-- TASK DETAILS --
Write out all of the data without omission, exactly as shown.

(Data records)
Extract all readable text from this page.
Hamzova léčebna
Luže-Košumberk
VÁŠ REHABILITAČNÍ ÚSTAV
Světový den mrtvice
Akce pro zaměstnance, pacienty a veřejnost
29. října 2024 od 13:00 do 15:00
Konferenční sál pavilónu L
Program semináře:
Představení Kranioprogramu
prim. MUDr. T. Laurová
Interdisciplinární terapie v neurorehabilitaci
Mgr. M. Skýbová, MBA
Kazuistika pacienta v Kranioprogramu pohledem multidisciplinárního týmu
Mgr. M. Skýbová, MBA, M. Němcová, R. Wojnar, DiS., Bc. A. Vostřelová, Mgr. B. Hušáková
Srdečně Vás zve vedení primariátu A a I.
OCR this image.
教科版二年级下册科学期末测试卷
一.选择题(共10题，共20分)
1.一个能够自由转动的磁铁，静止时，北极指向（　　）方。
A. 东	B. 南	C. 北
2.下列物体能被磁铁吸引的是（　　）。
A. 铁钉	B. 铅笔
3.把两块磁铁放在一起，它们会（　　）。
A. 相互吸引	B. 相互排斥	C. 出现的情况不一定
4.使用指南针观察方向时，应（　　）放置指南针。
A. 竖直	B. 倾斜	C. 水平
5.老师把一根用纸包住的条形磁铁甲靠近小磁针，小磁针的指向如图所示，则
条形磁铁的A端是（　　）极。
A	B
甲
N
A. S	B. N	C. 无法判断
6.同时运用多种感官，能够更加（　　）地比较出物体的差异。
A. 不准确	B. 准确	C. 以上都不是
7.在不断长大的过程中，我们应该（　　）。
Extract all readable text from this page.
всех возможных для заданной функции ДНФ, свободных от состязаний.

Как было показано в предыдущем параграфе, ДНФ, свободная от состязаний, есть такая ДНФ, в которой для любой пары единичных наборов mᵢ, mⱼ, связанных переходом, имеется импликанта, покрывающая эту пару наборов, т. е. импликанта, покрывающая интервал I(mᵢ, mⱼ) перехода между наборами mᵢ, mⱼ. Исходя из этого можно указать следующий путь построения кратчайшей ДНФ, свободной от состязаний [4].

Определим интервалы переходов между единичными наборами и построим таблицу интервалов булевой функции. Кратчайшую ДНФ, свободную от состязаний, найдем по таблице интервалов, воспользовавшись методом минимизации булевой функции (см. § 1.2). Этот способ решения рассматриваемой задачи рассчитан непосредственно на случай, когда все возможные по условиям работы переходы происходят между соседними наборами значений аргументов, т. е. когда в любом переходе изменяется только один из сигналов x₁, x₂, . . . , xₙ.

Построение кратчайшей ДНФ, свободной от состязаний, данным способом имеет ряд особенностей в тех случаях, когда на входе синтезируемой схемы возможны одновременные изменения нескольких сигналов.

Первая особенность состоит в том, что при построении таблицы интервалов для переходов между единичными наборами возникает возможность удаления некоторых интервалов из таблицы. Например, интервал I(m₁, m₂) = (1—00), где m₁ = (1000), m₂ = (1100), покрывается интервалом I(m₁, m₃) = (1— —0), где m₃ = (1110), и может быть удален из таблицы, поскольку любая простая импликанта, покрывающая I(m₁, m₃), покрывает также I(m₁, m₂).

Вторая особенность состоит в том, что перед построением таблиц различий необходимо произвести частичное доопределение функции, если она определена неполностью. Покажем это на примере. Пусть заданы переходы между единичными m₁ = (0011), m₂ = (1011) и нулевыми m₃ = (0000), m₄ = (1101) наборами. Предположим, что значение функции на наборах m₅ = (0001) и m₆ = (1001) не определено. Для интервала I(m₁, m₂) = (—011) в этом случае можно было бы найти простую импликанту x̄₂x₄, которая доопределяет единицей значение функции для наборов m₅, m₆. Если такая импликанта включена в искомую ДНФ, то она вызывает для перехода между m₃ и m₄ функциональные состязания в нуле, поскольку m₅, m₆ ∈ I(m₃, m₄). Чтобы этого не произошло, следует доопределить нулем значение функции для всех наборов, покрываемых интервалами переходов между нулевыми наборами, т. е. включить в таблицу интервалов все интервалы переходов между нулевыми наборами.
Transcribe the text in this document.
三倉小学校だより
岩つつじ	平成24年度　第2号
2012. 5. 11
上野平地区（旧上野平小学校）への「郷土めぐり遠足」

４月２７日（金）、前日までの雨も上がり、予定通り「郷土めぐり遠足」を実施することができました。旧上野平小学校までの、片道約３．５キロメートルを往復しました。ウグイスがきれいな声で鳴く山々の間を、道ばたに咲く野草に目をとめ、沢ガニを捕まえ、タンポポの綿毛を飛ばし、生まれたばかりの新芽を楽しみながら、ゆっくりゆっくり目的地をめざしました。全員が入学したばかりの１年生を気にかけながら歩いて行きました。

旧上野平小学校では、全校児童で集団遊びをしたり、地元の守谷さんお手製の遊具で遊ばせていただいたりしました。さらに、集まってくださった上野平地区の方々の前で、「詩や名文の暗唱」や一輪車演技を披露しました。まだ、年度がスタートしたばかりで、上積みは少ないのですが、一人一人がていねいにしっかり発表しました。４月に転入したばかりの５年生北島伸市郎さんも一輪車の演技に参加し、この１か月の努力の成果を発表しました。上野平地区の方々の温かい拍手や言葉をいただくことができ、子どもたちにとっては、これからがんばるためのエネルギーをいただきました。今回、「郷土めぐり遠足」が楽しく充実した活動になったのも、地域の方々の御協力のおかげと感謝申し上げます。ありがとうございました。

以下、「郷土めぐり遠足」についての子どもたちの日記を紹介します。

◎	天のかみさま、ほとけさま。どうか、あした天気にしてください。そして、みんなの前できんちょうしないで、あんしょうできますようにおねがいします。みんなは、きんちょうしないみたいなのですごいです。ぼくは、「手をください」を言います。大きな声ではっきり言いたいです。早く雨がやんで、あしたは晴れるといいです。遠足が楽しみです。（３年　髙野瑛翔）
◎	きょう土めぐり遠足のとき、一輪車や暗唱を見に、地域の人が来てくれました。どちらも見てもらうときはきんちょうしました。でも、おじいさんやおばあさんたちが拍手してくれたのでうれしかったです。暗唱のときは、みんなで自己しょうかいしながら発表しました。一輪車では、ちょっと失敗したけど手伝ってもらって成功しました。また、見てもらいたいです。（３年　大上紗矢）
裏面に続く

-- SOLUTION TO THIS EXERCISE --
Extract all readable text from this page.
Hamzova léčebna
Luže-Košumberk
VÁŠ REHABILITAČNÍ ÚSTAV
Světový den mrtvice
Akce pro zaměstnance, pacienty a veřejnost
29. října 2024 od 13:00 do 15:00
Konferenční sál pavilónu L
Program semináře:
Představení Kranioprogramu
prim. MUDr. T. Laurová
Interdisciplinární terapie v neurorehabilitaci
Mgr. M. Skýbová, MBA
Kazuistika pacienta v Kranioprogramu pohledem multidisciplinárního týmu
Mgr. M. Skýbová, MBA, M. Němcová, R. Wojnar, DiS., Bc. A. Vostřelová, Mgr. B. Hušáková
Srdečně Vás zve vedení primariátu A a I.
OCR this image.
教科版二年级下册科学期末测试卷
一.选择题(共10题，共20分)
1.一个能够自由转动的磁铁，静止时，北极指向（　　）方。
A. 东	B. 南	C. 北
2.下列物体能被磁铁吸引的是（　　）。
A. 铁钉	B. 铅笔
3.把两块磁铁放在一起，它们会（　　）。
A. 相互吸引	B. 相互排斥	C. 出现的情况不一定
4.使用指南针观察方向时，应（　　）放置指南针。
A. 竖直	B. 倾斜	C. 水平
5.老师把一根用纸包住的条形磁铁甲靠近小磁针，小磁针的指向如图所示，则
条形磁铁的A端是（　　）极。
A	B
甲
N
A. S	B. N	C. 无法判断
6.同时运用多种感官，能够更加（　　）地比较出物体的差异。
A. 不准确	B. 准确	C. 以上都不是
7.在不断长大的过程中，我们应该（　　）。
Extract all readable text from this page.
всех возможных для заданной функции ДНФ, свободных от состязаний.

Как было показано в предыдущем параграфе, ДНФ, свободная от состязаний, есть такая ДНФ, в которой для любой пары единичных наборов mᵢ, mⱼ, связанных переходом, имеется импликанта, покрывающая эту пару наборов, т. е. импликанта, покрывающая интервал I(mᵢ, mⱼ) перехода между наборами mᵢ, mⱼ. Исходя из этого можно указать следующий путь построения кратчайшей ДНФ, свободной от состязаний [4].

Определим интервалы переходов между единичными наборами и построим таблицу интервалов булевой функции. Кратчайшую ДНФ, свободную от состязаний, найдем по таблице интервалов, воспользовавшись методом минимизации булевой функции (см. § 1.2). Этот способ решения рассматриваемой задачи рассчитан непосредственно на случай, когда все возможные по условиям работы переходы происходят между соседними наборами значений аргументов, т. е. когда в любом переходе изменяется только один из сигналов x₁, x₂, . . . , xₙ.

Построение кратчайшей ДНФ, свободной от состязаний, данным способом имеет ряд особенностей в тех случаях, когда на входе синтезируемой схемы возможны одновременные изменения нескольких сигналов.

Первая особенность состоит в том, что при построении таблицы интервалов для переходов между единичными наборами возникает возможность удаления некоторых интервалов из таблицы. Например, интервал I(m₁, m₂) = (1—00), где m₁ = (1000), m₂ = (1100), покрывается интервалом I(m₁, m₃) = (1— —0), где m₃ = (1110), и может быть удален из таблицы, поскольку любая простая импликанта, покрывающая I(m₁, m₃), покрывает также I(m₁, m₂).

Вторая особенность состоит в том, что перед построением таблиц различий необходимо произвести частичное доопределение функции, если она определена неполностью. Покажем это на примере. Пусть заданы переходы между единичными m₁ = (0011), m₂ = (1011) и нулевыми m₃ = (0000), m₄ = (1101) наборами. Предположим, что значение функции на наборах m₅ = (0001) и m₆ = (1001) не определено. Для интервала I(m₁, m₂) = (—011) в этом случае можно было бы найти простую импликанту x̄₂x₄, которая доопределяет единицей значение функции для наборов m₅, m₆. Если такая импликанта включена в искомую ДНФ, то она вызывает для перехода между m₃ и m₄ функциональные состязания в нуле, поскольку m₅, m₆ ∈ I(m₃, m₄). Чтобы этого не произошло, следует доопределить нулем значение функции для всех наборов, покрываемых интервалами переходов между нулевыми наборами, т. е. включить в таблицу интервалов все интервалы переходов между нулевыми наборами.
Transcribe the text in this document.
三倉小学校だより
岩つつじ	平成24年度　第2号
2012. 5. 11
上野平地区（旧上野平小学校）への「郷土めぐり遠足」

４月２７日（金）、前日までの雨も上がり、予定通り「郷土めぐり遠足」を実施することができました。旧上野平小学校までの、片道約３．５キロメートルを往復しました。ウグイスがきれいな声で鳴く山々の間を、道ばたに咲く野草に目をとめ、沢ガニを捕まえ、タンポポの綿毛を飛ばし、生まれたばかりの新芽を楽しみながら、ゆっくりゆっくり目的地をめざしました。全員が入学したばかりの１年生を気にかけながら歩いて行きました。

旧上野平小学校では、全校児童で集団遊びをしたり、地元の守谷さんお手製の遊具で遊ばせていただいたりしました。さらに、集まってくださった上野平地区の方々の前で、「詩や名文の暗唱」や一輪車演技を披露しました。まだ、年度がスタートしたばかりで、上積みは少ないのですが、一人一人がていねいにしっかり発表しました。４月に転入したばかりの５年生北島伸市郎さんも一輪車の演技に参加し、この１か月の努力の成果を発表しました。上野平地区の方々の温かい拍手や言葉をいただくことができ、子どもたちにとっては、これからがんばるためのエネルギーをいただきました。今回、「郷土めぐり遠足」が楽しく充実した活動になったのも、地域の方々の御協力のおかげと感謝申し上げます。ありがとうございました。

以下、「郷土めぐり遠足」についての子どもたちの日記を紹介します。

◎	天のかみさま、ほとけさま。どうか、あした天気にしてください。そして、みんなの前できんちょうしないで、あんしょうできますようにおねがいします。みんなは、きんちょうしないみたいなのですごいです。ぼくは、「手をください」を言います。大きな声ではっきり言いたいです。早く雨がやんで、あしたは晴れるといいです。遠足が楽しみです。（３年　髙野瑛翔）
◎	きょう土めぐり遠足のとき、一輪車や暗唱を見に、地域の人が来てくれました。どちらも見てもらうときはきんちょうしました。でも、おじいさんやおばあさんたちが拍手してくれたのでうれしかったです。暗唱のときは、みんなで自己しょうかいしながら発表しました。一輪車では、ちょっと失敗したけど手伝ってもらって成功しました。また、見てもらいたいです。（３年　大上紗矢）
裏面に続く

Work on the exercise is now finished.